Data extract
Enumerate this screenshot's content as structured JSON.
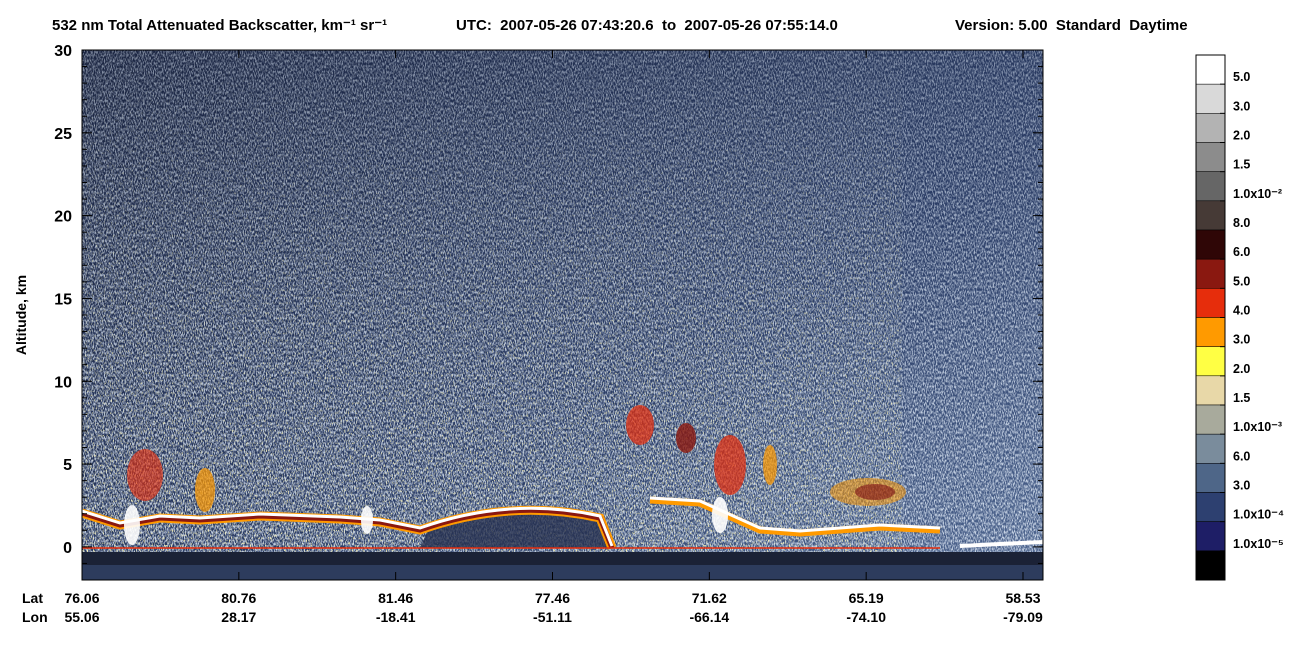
{
  "chart_data": {
    "type": "curtain",
    "title": "532 nm Total Attenuated Backscatter, km⁻¹ sr⁻¹",
    "time_range": "UTC:  2007-05-26 07:43:20.6  to  2007-05-26 07:55:14.0",
    "version": "Version: 5.00  Standard  Daytime",
    "y_label": "Altitude, km",
    "ylim": [
      -2,
      30
    ],
    "yticks": [
      0,
      5,
      10,
      15,
      20,
      25,
      30
    ],
    "x_row_labels": [
      "Lat",
      "Lon"
    ],
    "lat": [
      "76.06",
      "80.76",
      "81.46",
      "77.46",
      "71.62",
      "65.19",
      "58.53"
    ],
    "lon": [
      "55.06",
      "28.17",
      "-18.41",
      "-51.11",
      "-66.14",
      "-74.10",
      "-79.09"
    ],
    "colorbar": {
      "colors": [
        "#ffffff",
        "#d9d9d9",
        "#b3b3b3",
        "#8c8c8c",
        "#666666",
        "#463a36",
        "#2f0606",
        "#8a1810",
        "#e62d0c",
        "#ff9a00",
        "#ffff44",
        "#e8d8a8",
        "#a8aa9c",
        "#7a8c9c",
        "#4e6688",
        "#2d4070",
        "#1e1e66",
        "#000000"
      ],
      "labels": [
        "5.0",
        "3.0",
        "2.0",
        "1.5",
        "1.0x10⁻²",
        "8.0",
        "6.0",
        "5.0",
        "4.0",
        "3.0",
        "2.0",
        "1.5",
        "1.0x10⁻³",
        "6.0",
        "3.0",
        "1.0x10⁻⁴",
        "1.0x10⁻⁵"
      ]
    }
  }
}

Written instruction
Replicate the material above verbatim; images stay out of the copy.

Final result
Enumerate this screenshot's content as structured JSON.
{
  "chart_data": {
    "type": "curtain",
    "title": "532 nm Total Attenuated Backscatter, km⁻¹ sr⁻¹",
    "time_range": "UTC:  2007-05-26 07:43:20.6  to  2007-05-26 07:55:14.0",
    "version": "Version: 5.00  Standard  Daytime",
    "y_label": "Altitude, km",
    "ylim": [
      -2,
      30
    ],
    "yticks": [
      0,
      5,
      10,
      15,
      20,
      25,
      30
    ],
    "x_row_labels": [
      "Lat",
      "Lon"
    ],
    "lat": [
      "76.06",
      "80.76",
      "81.46",
      "77.46",
      "71.62",
      "65.19",
      "58.53"
    ],
    "lon": [
      "55.06",
      "28.17",
      "-18.41",
      "-51.11",
      "-66.14",
      "-74.10",
      "-79.09"
    ],
    "colorbar": {
      "colors": [
        "#ffffff",
        "#d9d9d9",
        "#b3b3b3",
        "#8c8c8c",
        "#666666",
        "#463a36",
        "#2f0606",
        "#8a1810",
        "#e62d0c",
        "#ff9a00",
        "#ffff44",
        "#e8d8a8",
        "#a8aa9c",
        "#7a8c9c",
        "#4e6688",
        "#2d4070",
        "#1e1e66",
        "#000000"
      ],
      "labels": [
        "5.0",
        "3.0",
        "2.0",
        "1.5",
        "1.0x10⁻²",
        "8.0",
        "6.0",
        "5.0",
        "4.0",
        "3.0",
        "2.0",
        "1.5",
        "1.0x10⁻³",
        "6.0",
        "3.0",
        "1.0x10⁻⁴",
        "1.0x10⁻⁵"
      ]
    }
  }
}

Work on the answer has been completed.